**Records provided**
*-*-*

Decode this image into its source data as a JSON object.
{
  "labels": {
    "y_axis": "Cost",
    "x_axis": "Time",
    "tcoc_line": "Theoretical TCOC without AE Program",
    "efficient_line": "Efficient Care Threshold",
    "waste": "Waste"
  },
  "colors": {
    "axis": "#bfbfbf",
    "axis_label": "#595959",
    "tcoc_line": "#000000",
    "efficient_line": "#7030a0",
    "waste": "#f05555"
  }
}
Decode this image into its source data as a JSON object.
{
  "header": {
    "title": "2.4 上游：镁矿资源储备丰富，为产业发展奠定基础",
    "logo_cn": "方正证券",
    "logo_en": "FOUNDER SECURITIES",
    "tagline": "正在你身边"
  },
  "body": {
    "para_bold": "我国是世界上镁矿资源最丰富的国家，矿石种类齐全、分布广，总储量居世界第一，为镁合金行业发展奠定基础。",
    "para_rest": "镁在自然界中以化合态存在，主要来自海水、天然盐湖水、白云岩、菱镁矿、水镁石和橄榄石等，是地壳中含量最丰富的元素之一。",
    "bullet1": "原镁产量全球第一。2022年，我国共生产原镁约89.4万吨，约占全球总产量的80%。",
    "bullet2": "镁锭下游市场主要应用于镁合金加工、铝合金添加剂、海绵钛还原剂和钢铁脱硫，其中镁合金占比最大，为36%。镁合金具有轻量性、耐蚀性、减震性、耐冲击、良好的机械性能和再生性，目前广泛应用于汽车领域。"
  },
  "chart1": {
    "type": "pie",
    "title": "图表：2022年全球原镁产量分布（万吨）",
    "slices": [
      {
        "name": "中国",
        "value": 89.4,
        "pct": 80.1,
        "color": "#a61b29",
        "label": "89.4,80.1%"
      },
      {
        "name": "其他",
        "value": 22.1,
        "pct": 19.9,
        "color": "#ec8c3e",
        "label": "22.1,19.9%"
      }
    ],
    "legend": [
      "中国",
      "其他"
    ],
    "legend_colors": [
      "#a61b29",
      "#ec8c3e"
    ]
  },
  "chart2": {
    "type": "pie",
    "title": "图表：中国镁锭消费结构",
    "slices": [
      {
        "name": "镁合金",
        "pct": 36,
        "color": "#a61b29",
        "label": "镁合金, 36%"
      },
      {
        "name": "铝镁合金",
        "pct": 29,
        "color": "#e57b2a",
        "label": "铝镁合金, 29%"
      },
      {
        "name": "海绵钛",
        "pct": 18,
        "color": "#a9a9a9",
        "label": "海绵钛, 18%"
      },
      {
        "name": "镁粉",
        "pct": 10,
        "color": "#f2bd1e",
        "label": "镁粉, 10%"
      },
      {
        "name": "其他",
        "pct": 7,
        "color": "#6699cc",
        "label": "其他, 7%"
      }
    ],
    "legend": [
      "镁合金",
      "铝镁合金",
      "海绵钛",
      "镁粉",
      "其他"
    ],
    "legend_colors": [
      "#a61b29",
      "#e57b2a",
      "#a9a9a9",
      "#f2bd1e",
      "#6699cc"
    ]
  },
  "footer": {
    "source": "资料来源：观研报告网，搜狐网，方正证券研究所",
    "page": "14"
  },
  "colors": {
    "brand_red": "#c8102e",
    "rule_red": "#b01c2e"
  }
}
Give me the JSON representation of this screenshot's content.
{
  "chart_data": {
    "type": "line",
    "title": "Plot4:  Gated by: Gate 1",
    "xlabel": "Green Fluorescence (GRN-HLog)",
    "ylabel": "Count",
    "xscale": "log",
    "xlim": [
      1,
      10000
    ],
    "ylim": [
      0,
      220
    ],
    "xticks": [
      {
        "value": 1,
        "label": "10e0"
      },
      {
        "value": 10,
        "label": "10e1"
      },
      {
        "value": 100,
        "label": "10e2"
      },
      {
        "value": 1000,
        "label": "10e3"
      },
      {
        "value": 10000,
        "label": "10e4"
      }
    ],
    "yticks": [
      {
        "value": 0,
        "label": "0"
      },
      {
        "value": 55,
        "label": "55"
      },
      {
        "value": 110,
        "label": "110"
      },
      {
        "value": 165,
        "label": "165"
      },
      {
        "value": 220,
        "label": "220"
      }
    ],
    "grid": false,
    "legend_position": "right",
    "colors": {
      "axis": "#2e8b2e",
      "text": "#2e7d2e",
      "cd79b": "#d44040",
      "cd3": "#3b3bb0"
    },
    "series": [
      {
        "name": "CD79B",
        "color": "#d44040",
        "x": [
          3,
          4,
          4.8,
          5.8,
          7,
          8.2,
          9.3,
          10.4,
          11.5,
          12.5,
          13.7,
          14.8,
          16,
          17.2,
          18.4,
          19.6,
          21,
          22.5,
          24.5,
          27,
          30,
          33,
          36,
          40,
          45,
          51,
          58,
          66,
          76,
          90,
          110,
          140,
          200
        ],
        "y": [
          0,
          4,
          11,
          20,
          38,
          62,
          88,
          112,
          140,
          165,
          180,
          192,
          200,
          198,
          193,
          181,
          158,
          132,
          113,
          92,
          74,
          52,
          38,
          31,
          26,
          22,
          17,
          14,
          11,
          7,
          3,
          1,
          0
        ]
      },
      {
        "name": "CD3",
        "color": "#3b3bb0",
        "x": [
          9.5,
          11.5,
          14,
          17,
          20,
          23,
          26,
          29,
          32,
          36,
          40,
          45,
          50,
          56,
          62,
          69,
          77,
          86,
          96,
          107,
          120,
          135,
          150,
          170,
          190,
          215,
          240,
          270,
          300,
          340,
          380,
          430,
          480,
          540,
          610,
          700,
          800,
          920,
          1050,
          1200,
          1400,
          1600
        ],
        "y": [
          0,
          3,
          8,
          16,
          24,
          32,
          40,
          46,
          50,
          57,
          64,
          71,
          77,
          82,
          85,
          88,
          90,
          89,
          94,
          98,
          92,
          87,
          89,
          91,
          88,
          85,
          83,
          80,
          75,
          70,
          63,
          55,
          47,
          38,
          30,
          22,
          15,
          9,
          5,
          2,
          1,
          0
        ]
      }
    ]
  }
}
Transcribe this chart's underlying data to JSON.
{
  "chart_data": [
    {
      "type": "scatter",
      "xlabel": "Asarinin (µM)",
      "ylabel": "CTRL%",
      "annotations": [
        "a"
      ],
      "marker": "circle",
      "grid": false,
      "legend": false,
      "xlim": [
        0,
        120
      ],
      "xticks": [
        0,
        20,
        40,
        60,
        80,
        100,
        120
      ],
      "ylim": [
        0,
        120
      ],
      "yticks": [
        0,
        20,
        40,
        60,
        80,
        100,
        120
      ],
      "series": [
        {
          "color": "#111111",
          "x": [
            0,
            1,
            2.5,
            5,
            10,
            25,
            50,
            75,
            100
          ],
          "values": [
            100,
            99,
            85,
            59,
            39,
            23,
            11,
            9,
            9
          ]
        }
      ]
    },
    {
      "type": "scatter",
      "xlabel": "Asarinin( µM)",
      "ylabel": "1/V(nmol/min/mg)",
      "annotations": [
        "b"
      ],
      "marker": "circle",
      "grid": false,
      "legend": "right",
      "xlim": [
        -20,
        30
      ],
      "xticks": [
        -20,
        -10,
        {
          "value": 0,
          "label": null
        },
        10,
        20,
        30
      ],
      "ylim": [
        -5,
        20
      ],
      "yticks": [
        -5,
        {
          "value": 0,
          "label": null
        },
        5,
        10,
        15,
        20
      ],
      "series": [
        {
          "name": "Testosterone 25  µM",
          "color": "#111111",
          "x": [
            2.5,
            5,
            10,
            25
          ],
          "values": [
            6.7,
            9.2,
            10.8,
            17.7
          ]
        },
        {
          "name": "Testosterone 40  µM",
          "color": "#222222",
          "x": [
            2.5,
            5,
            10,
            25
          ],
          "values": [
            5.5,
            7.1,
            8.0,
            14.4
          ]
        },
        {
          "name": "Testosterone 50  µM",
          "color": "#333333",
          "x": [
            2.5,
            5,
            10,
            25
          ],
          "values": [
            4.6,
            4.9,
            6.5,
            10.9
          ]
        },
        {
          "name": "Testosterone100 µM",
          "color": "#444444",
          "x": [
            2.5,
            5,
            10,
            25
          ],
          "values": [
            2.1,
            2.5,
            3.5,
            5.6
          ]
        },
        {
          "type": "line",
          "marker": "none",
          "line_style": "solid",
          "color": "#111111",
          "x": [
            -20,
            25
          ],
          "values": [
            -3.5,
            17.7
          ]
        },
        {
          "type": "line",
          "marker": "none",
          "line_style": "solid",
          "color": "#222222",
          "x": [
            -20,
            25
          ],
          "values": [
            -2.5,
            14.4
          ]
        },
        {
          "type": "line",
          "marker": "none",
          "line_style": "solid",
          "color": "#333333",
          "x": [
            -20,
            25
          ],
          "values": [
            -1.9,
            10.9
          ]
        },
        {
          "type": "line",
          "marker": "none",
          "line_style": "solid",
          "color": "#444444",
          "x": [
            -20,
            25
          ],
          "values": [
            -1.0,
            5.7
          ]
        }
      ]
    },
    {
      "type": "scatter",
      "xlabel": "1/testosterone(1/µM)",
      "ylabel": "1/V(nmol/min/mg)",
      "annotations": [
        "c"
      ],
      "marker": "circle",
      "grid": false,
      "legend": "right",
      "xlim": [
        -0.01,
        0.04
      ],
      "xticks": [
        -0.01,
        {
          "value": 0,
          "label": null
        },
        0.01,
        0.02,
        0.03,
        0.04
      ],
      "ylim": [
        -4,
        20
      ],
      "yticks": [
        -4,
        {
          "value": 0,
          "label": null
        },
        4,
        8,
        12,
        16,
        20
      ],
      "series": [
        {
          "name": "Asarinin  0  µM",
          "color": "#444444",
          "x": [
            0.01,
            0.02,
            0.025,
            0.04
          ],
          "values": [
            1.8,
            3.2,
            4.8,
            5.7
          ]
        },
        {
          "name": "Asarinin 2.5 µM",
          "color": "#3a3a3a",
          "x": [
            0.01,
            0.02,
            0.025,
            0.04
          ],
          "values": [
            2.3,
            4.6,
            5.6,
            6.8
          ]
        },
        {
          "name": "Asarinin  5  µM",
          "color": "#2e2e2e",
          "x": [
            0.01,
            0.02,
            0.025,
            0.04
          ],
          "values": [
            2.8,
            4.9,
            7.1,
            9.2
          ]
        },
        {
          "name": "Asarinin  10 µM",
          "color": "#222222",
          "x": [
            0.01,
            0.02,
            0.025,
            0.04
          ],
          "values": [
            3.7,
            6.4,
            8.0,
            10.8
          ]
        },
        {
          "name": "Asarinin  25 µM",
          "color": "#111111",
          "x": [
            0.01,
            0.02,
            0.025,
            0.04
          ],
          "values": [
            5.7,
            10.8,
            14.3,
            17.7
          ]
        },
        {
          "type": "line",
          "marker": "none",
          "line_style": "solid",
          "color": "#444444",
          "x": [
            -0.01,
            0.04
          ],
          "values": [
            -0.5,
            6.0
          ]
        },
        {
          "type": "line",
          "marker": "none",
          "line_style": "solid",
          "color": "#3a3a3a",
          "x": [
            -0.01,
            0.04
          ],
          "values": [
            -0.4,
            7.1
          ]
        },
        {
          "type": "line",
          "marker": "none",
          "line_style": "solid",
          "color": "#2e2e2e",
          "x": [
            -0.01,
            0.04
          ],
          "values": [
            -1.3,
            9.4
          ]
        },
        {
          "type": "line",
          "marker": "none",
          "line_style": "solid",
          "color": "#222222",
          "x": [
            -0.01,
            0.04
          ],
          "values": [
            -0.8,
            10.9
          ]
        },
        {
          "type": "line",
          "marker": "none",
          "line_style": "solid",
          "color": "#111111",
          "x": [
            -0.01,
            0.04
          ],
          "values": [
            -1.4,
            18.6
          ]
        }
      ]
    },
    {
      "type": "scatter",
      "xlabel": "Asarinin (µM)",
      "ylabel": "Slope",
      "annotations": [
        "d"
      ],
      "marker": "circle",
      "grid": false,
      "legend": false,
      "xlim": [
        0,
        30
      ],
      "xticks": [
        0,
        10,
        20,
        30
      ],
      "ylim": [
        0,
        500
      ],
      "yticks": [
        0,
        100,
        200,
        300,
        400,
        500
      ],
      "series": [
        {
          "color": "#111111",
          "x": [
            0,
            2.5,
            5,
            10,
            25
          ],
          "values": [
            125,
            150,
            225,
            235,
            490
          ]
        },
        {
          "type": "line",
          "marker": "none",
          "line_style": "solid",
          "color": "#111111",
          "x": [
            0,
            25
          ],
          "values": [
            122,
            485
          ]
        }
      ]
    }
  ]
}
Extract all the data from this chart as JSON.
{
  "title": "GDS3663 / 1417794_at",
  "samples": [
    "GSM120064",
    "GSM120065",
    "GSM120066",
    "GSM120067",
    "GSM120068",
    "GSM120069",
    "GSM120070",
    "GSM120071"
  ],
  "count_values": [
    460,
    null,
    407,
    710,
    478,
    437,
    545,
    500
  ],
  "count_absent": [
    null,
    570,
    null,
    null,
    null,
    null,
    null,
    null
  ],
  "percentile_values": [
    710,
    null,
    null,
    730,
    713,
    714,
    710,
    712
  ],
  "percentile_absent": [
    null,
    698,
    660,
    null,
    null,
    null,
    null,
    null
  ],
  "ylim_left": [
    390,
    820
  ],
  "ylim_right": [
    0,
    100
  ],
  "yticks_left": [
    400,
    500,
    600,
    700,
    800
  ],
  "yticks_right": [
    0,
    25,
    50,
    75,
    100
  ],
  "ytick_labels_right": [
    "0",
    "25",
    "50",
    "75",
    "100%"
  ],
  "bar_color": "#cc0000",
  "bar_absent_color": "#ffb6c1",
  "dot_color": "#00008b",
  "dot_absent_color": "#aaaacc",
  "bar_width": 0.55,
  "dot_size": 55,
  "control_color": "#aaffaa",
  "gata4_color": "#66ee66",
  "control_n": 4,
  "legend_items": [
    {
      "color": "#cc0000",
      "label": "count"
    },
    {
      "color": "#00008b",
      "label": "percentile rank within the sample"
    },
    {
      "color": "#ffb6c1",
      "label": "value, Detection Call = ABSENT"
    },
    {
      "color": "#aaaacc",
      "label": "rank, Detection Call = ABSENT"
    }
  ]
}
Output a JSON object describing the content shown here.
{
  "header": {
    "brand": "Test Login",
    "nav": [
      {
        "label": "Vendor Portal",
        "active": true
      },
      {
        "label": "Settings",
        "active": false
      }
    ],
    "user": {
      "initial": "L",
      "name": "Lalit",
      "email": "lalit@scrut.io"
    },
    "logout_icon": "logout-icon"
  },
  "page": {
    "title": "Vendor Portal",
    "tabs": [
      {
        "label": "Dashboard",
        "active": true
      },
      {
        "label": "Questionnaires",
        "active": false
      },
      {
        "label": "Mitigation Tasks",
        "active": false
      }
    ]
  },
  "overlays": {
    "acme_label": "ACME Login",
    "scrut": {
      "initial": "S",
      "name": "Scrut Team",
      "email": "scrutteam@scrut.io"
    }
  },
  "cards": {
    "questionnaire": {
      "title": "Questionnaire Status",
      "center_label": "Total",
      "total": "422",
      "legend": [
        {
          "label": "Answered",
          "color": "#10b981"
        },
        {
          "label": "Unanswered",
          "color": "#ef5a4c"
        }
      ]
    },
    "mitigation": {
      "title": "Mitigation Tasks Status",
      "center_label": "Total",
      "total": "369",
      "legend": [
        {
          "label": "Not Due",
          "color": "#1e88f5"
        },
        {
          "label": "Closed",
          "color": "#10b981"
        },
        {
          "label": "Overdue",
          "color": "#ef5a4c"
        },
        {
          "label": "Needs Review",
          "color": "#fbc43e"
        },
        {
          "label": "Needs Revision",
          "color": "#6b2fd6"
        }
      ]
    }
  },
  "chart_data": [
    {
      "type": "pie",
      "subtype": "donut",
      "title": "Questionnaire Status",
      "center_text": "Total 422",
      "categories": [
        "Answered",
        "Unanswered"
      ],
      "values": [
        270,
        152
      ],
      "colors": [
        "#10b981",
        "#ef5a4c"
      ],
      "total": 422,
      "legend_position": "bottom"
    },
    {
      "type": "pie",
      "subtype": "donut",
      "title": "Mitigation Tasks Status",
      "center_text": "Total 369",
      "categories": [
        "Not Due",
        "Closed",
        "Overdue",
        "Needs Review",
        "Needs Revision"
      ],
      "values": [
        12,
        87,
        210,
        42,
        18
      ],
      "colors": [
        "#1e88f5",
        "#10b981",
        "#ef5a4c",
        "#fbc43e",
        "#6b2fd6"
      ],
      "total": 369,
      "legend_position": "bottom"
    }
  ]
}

*-*-*

**The problem**
Tell how many lines in the records above contain "aaaacc", giving the number and no other words.

**Exercise answer**
2